> _Exercise goal_: Skip every image and restate the data word for word.

> _Source data_:
▬▬▬▬▬▬
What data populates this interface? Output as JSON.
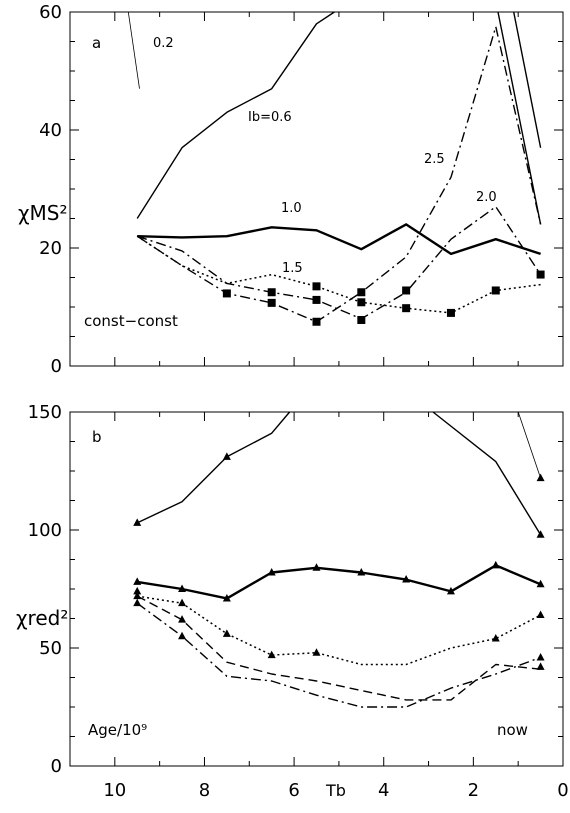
{
  "chart_data": [
    {
      "type": "line",
      "panel_label": "a",
      "xlim": [
        11,
        0
      ],
      "ylim": [
        0,
        60
      ],
      "yticks": [
        0,
        20,
        40,
        60
      ],
      "ylabel": "χMS²",
      "annotations": [
        {
          "text": "const−const"
        },
        {
          "text": "Ib=0.6"
        },
        {
          "text": "0.2"
        },
        {
          "text": "1.0"
        },
        {
          "text": "1.5"
        },
        {
          "text": "2.0"
        },
        {
          "text": "2.5"
        }
      ],
      "series": [
        {
          "id": "s02",
          "style": "thin-solid",
          "x": [
            9.7,
            9.45
          ],
          "y": [
            60,
            47
          ]
        },
        {
          "id": "s06",
          "style": "solid",
          "x": [
            9.5,
            8.5,
            7.5,
            6.5,
            5.5,
            5.1
          ],
          "y": [
            25,
            37,
            43,
            47,
            58,
            60
          ]
        },
        {
          "id": "s06b",
          "style": "solid",
          "x": [
            1.1,
            0.5
          ],
          "y": [
            60,
            37
          ]
        },
        {
          "id": "s10",
          "style": "thick-solid",
          "x": [
            9.5,
            8.5,
            7.5,
            6.5,
            5.5,
            4.5,
            3.5,
            2.5,
            1.5,
            0.5
          ],
          "y": [
            22,
            21.8,
            22,
            23.5,
            23,
            19.8,
            24,
            19,
            21.5,
            19
          ]
        },
        {
          "id": "s15",
          "style": "dotted",
          "marker": "square",
          "x": [
            9.5,
            8.5,
            7.5,
            6.5,
            5.5,
            4.5,
            3.5,
            2.5,
            1.5,
            0.5
          ],
          "y": [
            22,
            17,
            14,
            15.5,
            13.5,
            10.8,
            9.8,
            9,
            12.8,
            13.8
          ]
        },
        {
          "id": "s20",
          "style": "dash-dot",
          "marker": "square",
          "x": [
            9.5,
            8.5,
            7.5,
            6.5,
            5.5,
            4.5,
            3.5,
            2.5,
            1.5,
            0.5
          ],
          "y": [
            22,
            19.5,
            14,
            12.5,
            11.2,
            8,
            12.5,
            21.5,
            27,
            15.5
          ]
        },
        {
          "id": "s25",
          "style": "dash-dot",
          "marker": "square",
          "x": [
            9.5,
            8.5,
            7.5,
            6.5,
            5.5,
            4.5,
            3.5,
            2.5,
            1.5,
            0.5
          ],
          "y": [
            22,
            17,
            12.3,
            10.7,
            7.5,
            12.5,
            18.5,
            32,
            57.5,
            24
          ]
        },
        {
          "id": "s25b",
          "style": "solid",
          "x": [
            1.45,
            0.5
          ],
          "y": [
            60,
            24
          ]
        }
      ],
      "markers": [
        {
          "x": 7.5,
          "y": 12.3
        },
        {
          "x": 6.5,
          "y": 10.7
        },
        {
          "x": 6.5,
          "y": 12.5
        },
        {
          "x": 5.5,
          "y": 13.5
        },
        {
          "x": 5.5,
          "y": 11.2
        },
        {
          "x": 5.5,
          "y": 7.5
        },
        {
          "x": 4.5,
          "y": 12.5
        },
        {
          "x": 4.5,
          "y": 10.8
        },
        {
          "x": 4.5,
          "y": 7.8
        },
        {
          "x": 3.5,
          "y": 12.8
        },
        {
          "x": 3.5,
          "y": 9.8
        },
        {
          "x": 2.5,
          "y": 9.0
        },
        {
          "x": 1.5,
          "y": 12.8
        },
        {
          "x": 0.5,
          "y": 15.5
        }
      ]
    },
    {
      "type": "line",
      "panel_label": "b",
      "xlim": [
        11,
        0
      ],
      "ylim": [
        0,
        150
      ],
      "xticks": [
        10,
        8,
        6,
        4,
        2,
        0
      ],
      "yticks": [
        0,
        50,
        100,
        150
      ],
      "xlabel": "Tb",
      "ylabel": "χred²",
      "annotations": [
        {
          "text": "Age/10⁹"
        },
        {
          "text": "now"
        }
      ],
      "series": [
        {
          "id": "b06",
          "style": "solid",
          "marker": "triangle",
          "x": [
            9.5,
            8.5,
            7.5,
            6.5,
            6.1
          ],
          "y": [
            103,
            112,
            131,
            141,
            150
          ]
        },
        {
          "id": "b06b",
          "style": "solid",
          "marker": "triangle",
          "x": [
            2.9,
            1.5,
            0.5
          ],
          "y": [
            150,
            129,
            98
          ]
        },
        {
          "id": "b02",
          "style": "thin-solid",
          "marker": "triangle",
          "x": [
            1.0,
            0.5
          ],
          "y": [
            150,
            122
          ]
        },
        {
          "id": "b10",
          "style": "thick-solid",
          "marker": "triangle",
          "x": [
            9.5,
            8.5,
            7.5,
            6.5,
            5.5,
            4.5,
            3.5,
            2.5,
            1.5,
            0.5
          ],
          "y": [
            78,
            75,
            71,
            82,
            84,
            82,
            79,
            74,
            85,
            77
          ]
        },
        {
          "id": "b15",
          "style": "dotted",
          "marker": "triangle",
          "x": [
            9.5,
            8.5,
            7.5,
            6.5,
            5.5,
            4.5,
            3.5,
            2.5,
            1.5,
            0.5
          ],
          "y": [
            72,
            69,
            56,
            47,
            48,
            43,
            43,
            50,
            54,
            64
          ]
        },
        {
          "id": "b20",
          "style": "dashed",
          "marker": "triangle",
          "x": [
            9.5,
            8.5,
            7.5,
            6.5,
            5.5,
            4.5,
            3.5,
            2.5,
            1.5,
            0.5
          ],
          "y": [
            72,
            62,
            44,
            39,
            36,
            32,
            28,
            28,
            43,
            41
          ]
        },
        {
          "id": "b25",
          "style": "dash-dot",
          "marker": "triangle",
          "x": [
            9.5,
            8.5,
            7.5,
            6.5,
            5.5,
            4.5,
            3.5,
            2.5,
            1.5,
            0.5
          ],
          "y": [
            69,
            55,
            38,
            36,
            30,
            25,
            25,
            33,
            39,
            46
          ]
        }
      ],
      "markers": [
        {
          "x": 9.5,
          "y": 103
        },
        {
          "x": 7.5,
          "y": 131
        },
        {
          "x": 0.5,
          "y": 98
        },
        {
          "x": 0.5,
          "y": 122
        },
        {
          "x": 9.5,
          "y": 78
        },
        {
          "x": 8.5,
          "y": 75
        },
        {
          "x": 7.5,
          "y": 71
        },
        {
          "x": 6.5,
          "y": 82
        },
        {
          "x": 5.5,
          "y": 84
        },
        {
          "x": 4.5,
          "y": 82
        },
        {
          "x": 3.5,
          "y": 79
        },
        {
          "x": 2.5,
          "y": 74
        },
        {
          "x": 1.5,
          "y": 85
        },
        {
          "x": 0.5,
          "y": 77
        },
        {
          "x": 9.5,
          "y": 74
        },
        {
          "x": 9.5,
          "y": 72
        },
        {
          "x": 9.5,
          "y": 69
        },
        {
          "x": 8.5,
          "y": 69
        },
        {
          "x": 8.5,
          "y": 62
        },
        {
          "x": 8.5,
          "y": 55
        },
        {
          "x": 7.5,
          "y": 56
        },
        {
          "x": 6.5,
          "y": 47
        },
        {
          "x": 5.5,
          "y": 48
        },
        {
          "x": 1.5,
          "y": 54
        },
        {
          "x": 0.5,
          "y": 64
        },
        {
          "x": 0.5,
          "y": 46
        },
        {
          "x": 0.5,
          "y": 42
        }
      ]
    }
  ]
}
▬▬▬▬▬▬
> _Complete answer_:
What data populates this interface? Output as JSON.
{
  "chart_data": [
    {
      "type": "line",
      "panel_label": "a",
      "xlim": [
        11,
        0
      ],
      "ylim": [
        0,
        60
      ],
      "yticks": [
        0,
        20,
        40,
        60
      ],
      "ylabel": "χMS²",
      "annotations": [
        {
          "text": "const−const"
        },
        {
          "text": "Ib=0.6"
        },
        {
          "text": "0.2"
        },
        {
          "text": "1.0"
        },
        {
          "text": "1.5"
        },
        {
          "text": "2.0"
        },
        {
          "text": "2.5"
        }
      ],
      "series": [
        {
          "id": "s02",
          "style": "thin-solid",
          "x": [
            9.7,
            9.45
          ],
          "y": [
            60,
            47
          ]
        },
        {
          "id": "s06",
          "style": "solid",
          "x": [
            9.5,
            8.5,
            7.5,
            6.5,
            5.5,
            5.1
          ],
          "y": [
            25,
            37,
            43,
            47,
            58,
            60
          ]
        },
        {
          "id": "s06b",
          "style": "solid",
          "x": [
            1.1,
            0.5
          ],
          "y": [
            60,
            37
          ]
        },
        {
          "id": "s10",
          "style": "thick-solid",
          "x": [
            9.5,
            8.5,
            7.5,
            6.5,
            5.5,
            4.5,
            3.5,
            2.5,
            1.5,
            0.5
          ],
          "y": [
            22,
            21.8,
            22,
            23.5,
            23,
            19.8,
            24,
            19,
            21.5,
            19
          ]
        },
        {
          "id": "s15",
          "style": "dotted",
          "marker": "square",
          "x": [
            9.5,
            8.5,
            7.5,
            6.5,
            5.5,
            4.5,
            3.5,
            2.5,
            1.5,
            0.5
          ],
          "y": [
            22,
            17,
            14,
            15.5,
            13.5,
            10.8,
            9.8,
            9,
            12.8,
            13.8
          ]
        },
        {
          "id": "s20",
          "style": "dash-dot",
          "marker": "square",
          "x": [
            9.5,
            8.5,
            7.5,
            6.5,
            5.5,
            4.5,
            3.5,
            2.5,
            1.5,
            0.5
          ],
          "y": [
            22,
            19.5,
            14,
            12.5,
            11.2,
            8,
            12.5,
            21.5,
            27,
            15.5
          ]
        },
        {
          "id": "s25",
          "style": "dash-dot",
          "marker": "square",
          "x": [
            9.5,
            8.5,
            7.5,
            6.5,
            5.5,
            4.5,
            3.5,
            2.5,
            1.5,
            0.5
          ],
          "y": [
            22,
            17,
            12.3,
            10.7,
            7.5,
            12.5,
            18.5,
            32,
            57.5,
            24
          ]
        },
        {
          "id": "s25b",
          "style": "solid",
          "x": [
            1.45,
            0.5
          ],
          "y": [
            60,
            24
          ]
        }
      ],
      "markers": [
        {
          "x": 7.5,
          "y": 12.3
        },
        {
          "x": 6.5,
          "y": 10.7
        },
        {
          "x": 6.5,
          "y": 12.5
        },
        {
          "x": 5.5,
          "y": 13.5
        },
        {
          "x": 5.5,
          "y": 11.2
        },
        {
          "x": 5.5,
          "y": 7.5
        },
        {
          "x": 4.5,
          "y": 12.5
        },
        {
          "x": 4.5,
          "y": 10.8
        },
        {
          "x": 4.5,
          "y": 7.8
        },
        {
          "x": 3.5,
          "y": 12.8
        },
        {
          "x": 3.5,
          "y": 9.8
        },
        {
          "x": 2.5,
          "y": 9.0
        },
        {
          "x": 1.5,
          "y": 12.8
        },
        {
          "x": 0.5,
          "y": 15.5
        }
      ]
    },
    {
      "type": "line",
      "panel_label": "b",
      "xlim": [
        11,
        0
      ],
      "ylim": [
        0,
        150
      ],
      "xticks": [
        10,
        8,
        6,
        4,
        2,
        0
      ],
      "yticks": [
        0,
        50,
        100,
        150
      ],
      "xlabel": "Tb",
      "ylabel": "χred²",
      "annotations": [
        {
          "text": "Age/10⁹"
        },
        {
          "text": "now"
        }
      ],
      "series": [
        {
          "id": "b06",
          "style": "solid",
          "marker": "triangle",
          "x": [
            9.5,
            8.5,
            7.5,
            6.5,
            6.1
          ],
          "y": [
            103,
            112,
            131,
            141,
            150
          ]
        },
        {
          "id": "b06b",
          "style": "solid",
          "marker": "triangle",
          "x": [
            2.9,
            1.5,
            0.5
          ],
          "y": [
            150,
            129,
            98
          ]
        },
        {
          "id": "b02",
          "style": "thin-solid",
          "marker": "triangle",
          "x": [
            1.0,
            0.5
          ],
          "y": [
            150,
            122
          ]
        },
        {
          "id": "b10",
          "style": "thick-solid",
          "marker": "triangle",
          "x": [
            9.5,
            8.5,
            7.5,
            6.5,
            5.5,
            4.5,
            3.5,
            2.5,
            1.5,
            0.5
          ],
          "y": [
            78,
            75,
            71,
            82,
            84,
            82,
            79,
            74,
            85,
            77
          ]
        },
        {
          "id": "b15",
          "style": "dotted",
          "marker": "triangle",
          "x": [
            9.5,
            8.5,
            7.5,
            6.5,
            5.5,
            4.5,
            3.5,
            2.5,
            1.5,
            0.5
          ],
          "y": [
            72,
            69,
            56,
            47,
            48,
            43,
            43,
            50,
            54,
            64
          ]
        },
        {
          "id": "b20",
          "style": "dashed",
          "marker": "triangle",
          "x": [
            9.5,
            8.5,
            7.5,
            6.5,
            5.5,
            4.5,
            3.5,
            2.5,
            1.5,
            0.5
          ],
          "y": [
            72,
            62,
            44,
            39,
            36,
            32,
            28,
            28,
            43,
            41
          ]
        },
        {
          "id": "b25",
          "style": "dash-dot",
          "marker": "triangle",
          "x": [
            9.5,
            8.5,
            7.5,
            6.5,
            5.5,
            4.5,
            3.5,
            2.5,
            1.5,
            0.5
          ],
          "y": [
            69,
            55,
            38,
            36,
            30,
            25,
            25,
            33,
            39,
            46
          ]
        }
      ],
      "markers": [
        {
          "x": 9.5,
          "y": 103
        },
        {
          "x": 7.5,
          "y": 131
        },
        {
          "x": 0.5,
          "y": 98
        },
        {
          "x": 0.5,
          "y": 122
        },
        {
          "x": 9.5,
          "y": 78
        },
        {
          "x": 8.5,
          "y": 75
        },
        {
          "x": 7.5,
          "y": 71
        },
        {
          "x": 6.5,
          "y": 82
        },
        {
          "x": 5.5,
          "y": 84
        },
        {
          "x": 4.5,
          "y": 82
        },
        {
          "x": 3.5,
          "y": 79
        },
        {
          "x": 2.5,
          "y": 74
        },
        {
          "x": 1.5,
          "y": 85
        },
        {
          "x": 0.5,
          "y": 77
        },
        {
          "x": 9.5,
          "y": 74
        },
        {
          "x": 9.5,
          "y": 72
        },
        {
          "x": 9.5,
          "y": 69
        },
        {
          "x": 8.5,
          "y": 69
        },
        {
          "x": 8.5,
          "y": 62
        },
        {
          "x": 8.5,
          "y": 55
        },
        {
          "x": 7.5,
          "y": 56
        },
        {
          "x": 6.5,
          "y": 47
        },
        {
          "x": 5.5,
          "y": 48
        },
        {
          "x": 1.5,
          "y": 54
        },
        {
          "x": 0.5,
          "y": 64
        },
        {
          "x": 0.5,
          "y": 46
        },
        {
          "x": 0.5,
          "y": 42
        }
      ]
    }
  ]
}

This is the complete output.